* begin Task inputs *

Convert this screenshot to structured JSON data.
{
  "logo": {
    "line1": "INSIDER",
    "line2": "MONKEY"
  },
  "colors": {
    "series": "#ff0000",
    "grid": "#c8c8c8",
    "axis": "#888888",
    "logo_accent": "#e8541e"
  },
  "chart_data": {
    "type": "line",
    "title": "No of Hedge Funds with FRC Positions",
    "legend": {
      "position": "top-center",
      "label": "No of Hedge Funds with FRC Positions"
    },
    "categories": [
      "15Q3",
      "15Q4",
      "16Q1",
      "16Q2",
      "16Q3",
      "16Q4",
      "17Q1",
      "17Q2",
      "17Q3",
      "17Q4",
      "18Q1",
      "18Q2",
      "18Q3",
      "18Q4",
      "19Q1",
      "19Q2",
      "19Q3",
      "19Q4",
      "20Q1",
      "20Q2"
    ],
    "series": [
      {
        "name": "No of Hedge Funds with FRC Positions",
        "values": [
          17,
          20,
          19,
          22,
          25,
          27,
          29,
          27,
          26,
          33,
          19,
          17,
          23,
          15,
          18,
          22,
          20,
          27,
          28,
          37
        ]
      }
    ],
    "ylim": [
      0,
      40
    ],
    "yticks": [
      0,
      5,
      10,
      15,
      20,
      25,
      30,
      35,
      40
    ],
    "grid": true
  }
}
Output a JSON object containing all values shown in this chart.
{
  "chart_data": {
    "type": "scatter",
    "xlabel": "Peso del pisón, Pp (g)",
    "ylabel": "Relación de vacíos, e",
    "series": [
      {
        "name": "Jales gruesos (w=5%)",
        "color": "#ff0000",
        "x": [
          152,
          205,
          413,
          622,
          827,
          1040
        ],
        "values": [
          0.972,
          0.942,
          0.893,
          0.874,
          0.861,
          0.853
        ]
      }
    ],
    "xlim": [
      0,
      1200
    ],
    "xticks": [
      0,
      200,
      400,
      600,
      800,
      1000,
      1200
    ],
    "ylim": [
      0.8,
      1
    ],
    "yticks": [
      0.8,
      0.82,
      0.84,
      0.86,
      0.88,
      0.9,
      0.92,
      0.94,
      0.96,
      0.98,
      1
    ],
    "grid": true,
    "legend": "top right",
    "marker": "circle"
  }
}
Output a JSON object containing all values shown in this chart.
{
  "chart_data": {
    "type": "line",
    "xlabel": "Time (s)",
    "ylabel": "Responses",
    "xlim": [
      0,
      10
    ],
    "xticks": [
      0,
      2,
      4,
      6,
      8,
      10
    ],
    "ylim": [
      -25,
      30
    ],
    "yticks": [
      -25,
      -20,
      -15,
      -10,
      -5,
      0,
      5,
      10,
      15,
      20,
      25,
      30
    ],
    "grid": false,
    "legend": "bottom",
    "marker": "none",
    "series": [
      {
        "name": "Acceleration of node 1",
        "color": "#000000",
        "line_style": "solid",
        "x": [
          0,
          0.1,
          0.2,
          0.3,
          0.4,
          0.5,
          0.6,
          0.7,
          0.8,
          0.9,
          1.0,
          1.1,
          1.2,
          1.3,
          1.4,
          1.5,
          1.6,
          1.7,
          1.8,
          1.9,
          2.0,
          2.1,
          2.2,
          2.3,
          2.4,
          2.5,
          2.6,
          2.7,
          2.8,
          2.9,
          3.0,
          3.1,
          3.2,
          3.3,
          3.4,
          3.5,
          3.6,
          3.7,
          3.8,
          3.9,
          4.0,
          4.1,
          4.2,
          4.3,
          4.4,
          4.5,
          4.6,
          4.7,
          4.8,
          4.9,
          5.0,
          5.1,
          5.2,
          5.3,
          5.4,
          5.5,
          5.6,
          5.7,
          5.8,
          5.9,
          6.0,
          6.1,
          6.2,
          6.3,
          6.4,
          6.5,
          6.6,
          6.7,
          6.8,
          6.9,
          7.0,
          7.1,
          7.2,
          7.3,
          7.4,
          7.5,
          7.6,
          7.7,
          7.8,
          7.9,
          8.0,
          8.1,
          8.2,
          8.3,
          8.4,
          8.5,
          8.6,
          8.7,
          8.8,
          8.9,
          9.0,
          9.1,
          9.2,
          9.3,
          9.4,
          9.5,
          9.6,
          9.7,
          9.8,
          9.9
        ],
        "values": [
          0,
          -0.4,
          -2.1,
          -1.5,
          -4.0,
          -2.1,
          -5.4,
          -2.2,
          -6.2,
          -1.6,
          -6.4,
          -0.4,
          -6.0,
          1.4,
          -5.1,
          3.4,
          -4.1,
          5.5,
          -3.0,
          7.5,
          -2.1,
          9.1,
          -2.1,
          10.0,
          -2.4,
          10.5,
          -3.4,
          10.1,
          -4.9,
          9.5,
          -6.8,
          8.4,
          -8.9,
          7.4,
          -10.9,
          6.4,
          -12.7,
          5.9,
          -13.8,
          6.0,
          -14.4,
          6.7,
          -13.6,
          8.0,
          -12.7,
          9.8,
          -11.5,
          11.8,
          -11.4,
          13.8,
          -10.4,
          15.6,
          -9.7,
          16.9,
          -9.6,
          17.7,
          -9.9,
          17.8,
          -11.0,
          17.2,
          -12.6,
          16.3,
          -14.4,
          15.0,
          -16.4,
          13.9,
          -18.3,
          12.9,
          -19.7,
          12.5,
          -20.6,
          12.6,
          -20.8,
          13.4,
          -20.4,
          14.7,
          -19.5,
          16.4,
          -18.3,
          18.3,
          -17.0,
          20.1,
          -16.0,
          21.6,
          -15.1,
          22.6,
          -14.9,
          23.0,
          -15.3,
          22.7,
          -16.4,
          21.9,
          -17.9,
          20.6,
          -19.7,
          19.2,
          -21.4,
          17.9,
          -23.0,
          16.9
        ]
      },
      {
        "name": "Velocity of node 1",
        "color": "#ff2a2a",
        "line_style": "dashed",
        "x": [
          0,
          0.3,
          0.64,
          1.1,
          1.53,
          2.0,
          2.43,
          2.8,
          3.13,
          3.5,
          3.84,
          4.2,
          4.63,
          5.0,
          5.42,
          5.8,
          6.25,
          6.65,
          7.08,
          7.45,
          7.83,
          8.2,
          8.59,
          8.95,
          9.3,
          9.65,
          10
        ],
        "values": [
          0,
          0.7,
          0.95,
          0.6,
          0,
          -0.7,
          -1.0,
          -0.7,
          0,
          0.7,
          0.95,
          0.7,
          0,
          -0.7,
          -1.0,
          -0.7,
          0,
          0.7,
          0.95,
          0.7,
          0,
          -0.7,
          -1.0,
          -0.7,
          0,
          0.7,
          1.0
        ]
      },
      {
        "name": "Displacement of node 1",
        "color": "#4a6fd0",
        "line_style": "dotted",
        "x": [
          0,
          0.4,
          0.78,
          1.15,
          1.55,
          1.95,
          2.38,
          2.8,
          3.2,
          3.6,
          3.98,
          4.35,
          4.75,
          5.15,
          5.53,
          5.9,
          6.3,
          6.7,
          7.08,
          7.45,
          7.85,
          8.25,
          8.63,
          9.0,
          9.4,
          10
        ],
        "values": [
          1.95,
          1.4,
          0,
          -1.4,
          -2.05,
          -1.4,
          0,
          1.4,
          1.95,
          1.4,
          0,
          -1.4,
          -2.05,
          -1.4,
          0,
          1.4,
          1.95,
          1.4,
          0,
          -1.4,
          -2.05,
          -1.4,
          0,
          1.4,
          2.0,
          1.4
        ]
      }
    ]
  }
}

* end Task inputs *

■ **Work instructions**
Extract all of the data shown above and repeat it verbatim.

■ **Complete answer**
Convert this screenshot to structured JSON data.
{
  "logo": {
    "line1": "INSIDER",
    "line2": "MONKEY"
  },
  "colors": {
    "series": "#ff0000",
    "grid": "#c8c8c8",
    "axis": "#888888",
    "logo_accent": "#e8541e"
  },
  "chart_data": {
    "type": "line",
    "title": "No of Hedge Funds with FRC Positions",
    "legend": {
      "position": "top-center",
      "label": "No of Hedge Funds with FRC Positions"
    },
    "categories": [
      "15Q3",
      "15Q4",
      "16Q1",
      "16Q2",
      "16Q3",
      "16Q4",
      "17Q1",
      "17Q2",
      "17Q3",
      "17Q4",
      "18Q1",
      "18Q2",
      "18Q3",
      "18Q4",
      "19Q1",
      "19Q2",
      "19Q3",
      "19Q4",
      "20Q1",
      "20Q2"
    ],
    "series": [
      {
        "name": "No of Hedge Funds with FRC Positions",
        "values": [
          17,
          20,
          19,
          22,
          25,
          27,
          29,
          27,
          26,
          33,
          19,
          17,
          23,
          15,
          18,
          22,
          20,
          27,
          28,
          37
        ]
      }
    ],
    "ylim": [
      0,
      40
    ],
    "yticks": [
      0,
      5,
      10,
      15,
      20,
      25,
      30,
      35,
      40
    ],
    "grid": true
  }
}
Output a JSON object containing all values shown in this chart.
{
  "chart_data": {
    "type": "scatter",
    "xlabel": "Peso del pisón, Pp (g)",
    "ylabel": "Relación de vacíos, e",
    "series": [
      {
        "name": "Jales gruesos (w=5%)",
        "color": "#ff0000",
        "x": [
          152,
          205,
          413,
          622,
          827,
          1040
        ],
        "values": [
          0.972,
          0.942,
          0.893,
          0.874,
          0.861,
          0.853
        ]
      }
    ],
    "xlim": [
      0,
      1200
    ],
    "xticks": [
      0,
      200,
      400,
      600,
      800,
      1000,
      1200
    ],
    "ylim": [
      0.8,
      1
    ],
    "yticks": [
      0.8,
      0.82,
      0.84,
      0.86,
      0.88,
      0.9,
      0.92,
      0.94,
      0.96,
      0.98,
      1
    ],
    "grid": true,
    "legend": "top right",
    "marker": "circle"
  }
}
Output a JSON object containing all values shown in this chart.
{
  "chart_data": {
    "type": "line",
    "xlabel": "Time (s)",
    "ylabel": "Responses",
    "xlim": [
      0,
      10
    ],
    "xticks": [
      0,
      2,
      4,
      6,
      8,
      10
    ],
    "ylim": [
      -25,
      30
    ],
    "yticks": [
      -25,
      -20,
      -15,
      -10,
      -5,
      0,
      5,
      10,
      15,
      20,
      25,
      30
    ],
    "grid": false,
    "legend": "bottom",
    "marker": "none",
    "series": [
      {
        "name": "Acceleration of node 1",
        "color": "#000000",
        "line_style": "solid",
        "x": [
          0,
          0.1,
          0.2,
          0.3,
          0.4,
          0.5,
          0.6,
          0.7,
          0.8,
          0.9,
          1.0,
          1.1,
          1.2,
          1.3,
          1.4,
          1.5,
          1.6,
          1.7,
          1.8,
          1.9,
          2.0,
          2.1,
          2.2,
          2.3,
          2.4,
          2.5,
          2.6,
          2.7,
          2.8,
          2.9,
          3.0,
          3.1,
          3.2,
          3.3,
          3.4,
          3.5,
          3.6,
          3.7,
          3.8,
          3.9,
          4.0,
          4.1,
          4.2,
          4.3,
          4.4,
          4.5,
          4.6,
          4.7,
          4.8,
          4.9,
          5.0,
          5.1,
          5.2,
          5.3,
          5.4,
          5.5,
          5.6,
          5.7,
          5.8,
          5.9,
          6.0,
          6.1,
          6.2,
          6.3,
          6.4,
          6.5,
          6.6,
          6.7,
          6.8,
          6.9,
          7.0,
          7.1,
          7.2,
          7.3,
          7.4,
          7.5,
          7.6,
          7.7,
          7.8,
          7.9,
          8.0,
          8.1,
          8.2,
          8.3,
          8.4,
          8.5,
          8.6,
          8.7,
          8.8,
          8.9,
          9.0,
          9.1,
          9.2,
          9.3,
          9.4,
          9.5,
          9.6,
          9.7,
          9.8,
          9.9
        ],
        "values": [
          0,
          -0.4,
          -2.1,
          -1.5,
          -4.0,
          -2.1,
          -5.4,
          -2.2,
          -6.2,
          -1.6,
          -6.4,
          -0.4,
          -6.0,
          1.4,
          -5.1,
          3.4,
          -4.1,
          5.5,
          -3.0,
          7.5,
          -2.1,
          9.1,
          -2.1,
          10.0,
          -2.4,
          10.5,
          -3.4,
          10.1,
          -4.9,
          9.5,
          -6.8,
          8.4,
          -8.9,
          7.4,
          -10.9,
          6.4,
          -12.7,
          5.9,
          -13.8,
          6.0,
          -14.4,
          6.7,
          -13.6,
          8.0,
          -12.7,
          9.8,
          -11.5,
          11.8,
          -11.4,
          13.8,
          -10.4,
          15.6,
          -9.7,
          16.9,
          -9.6,
          17.7,
          -9.9,
          17.8,
          -11.0,
          17.2,
          -12.6,
          16.3,
          -14.4,
          15.0,
          -16.4,
          13.9,
          -18.3,
          12.9,
          -19.7,
          12.5,
          -20.6,
          12.6,
          -20.8,
          13.4,
          -20.4,
          14.7,
          -19.5,
          16.4,
          -18.3,
          18.3,
          -17.0,
          20.1,
          -16.0,
          21.6,
          -15.1,
          22.6,
          -14.9,
          23.0,
          -15.3,
          22.7,
          -16.4,
          21.9,
          -17.9,
          20.6,
          -19.7,
          19.2,
          -21.4,
          17.9,
          -23.0,
          16.9
        ]
      },
      {
        "name": "Velocity of node 1",
        "color": "#ff2a2a",
        "line_style": "dashed",
        "x": [
          0,
          0.3,
          0.64,
          1.1,
          1.53,
          2.0,
          2.43,
          2.8,
          3.13,
          3.5,
          3.84,
          4.2,
          4.63,
          5.0,
          5.42,
          5.8,
          6.25,
          6.65,
          7.08,
          7.45,
          7.83,
          8.2,
          8.59,
          8.95,
          9.3,
          9.65,
          10
        ],
        "values": [
          0,
          0.7,
          0.95,
          0.6,
          0,
          -0.7,
          -1.0,
          -0.7,
          0,
          0.7,
          0.95,
          0.7,
          0,
          -0.7,
          -1.0,
          -0.7,
          0,
          0.7,
          0.95,
          0.7,
          0,
          -0.7,
          -1.0,
          -0.7,
          0,
          0.7,
          1.0
        ]
      },
      {
        "name": "Displacement of node 1",
        "color": "#4a6fd0",
        "line_style": "dotted",
        "x": [
          0,
          0.4,
          0.78,
          1.15,
          1.55,
          1.95,
          2.38,
          2.8,
          3.2,
          3.6,
          3.98,
          4.35,
          4.75,
          5.15,
          5.53,
          5.9,
          6.3,
          6.7,
          7.08,
          7.45,
          7.85,
          8.25,
          8.63,
          9.0,
          9.4,
          10
        ],
        "values": [
          1.95,
          1.4,
          0,
          -1.4,
          -2.05,
          -1.4,
          0,
          1.4,
          1.95,
          1.4,
          0,
          -1.4,
          -2.05,
          -1.4,
          0,
          1.4,
          1.95,
          1.4,
          0,
          -1.4,
          -2.05,
          -1.4,
          0,
          1.4,
          2.0,
          1.4
        ]
      }
    ]
  }
}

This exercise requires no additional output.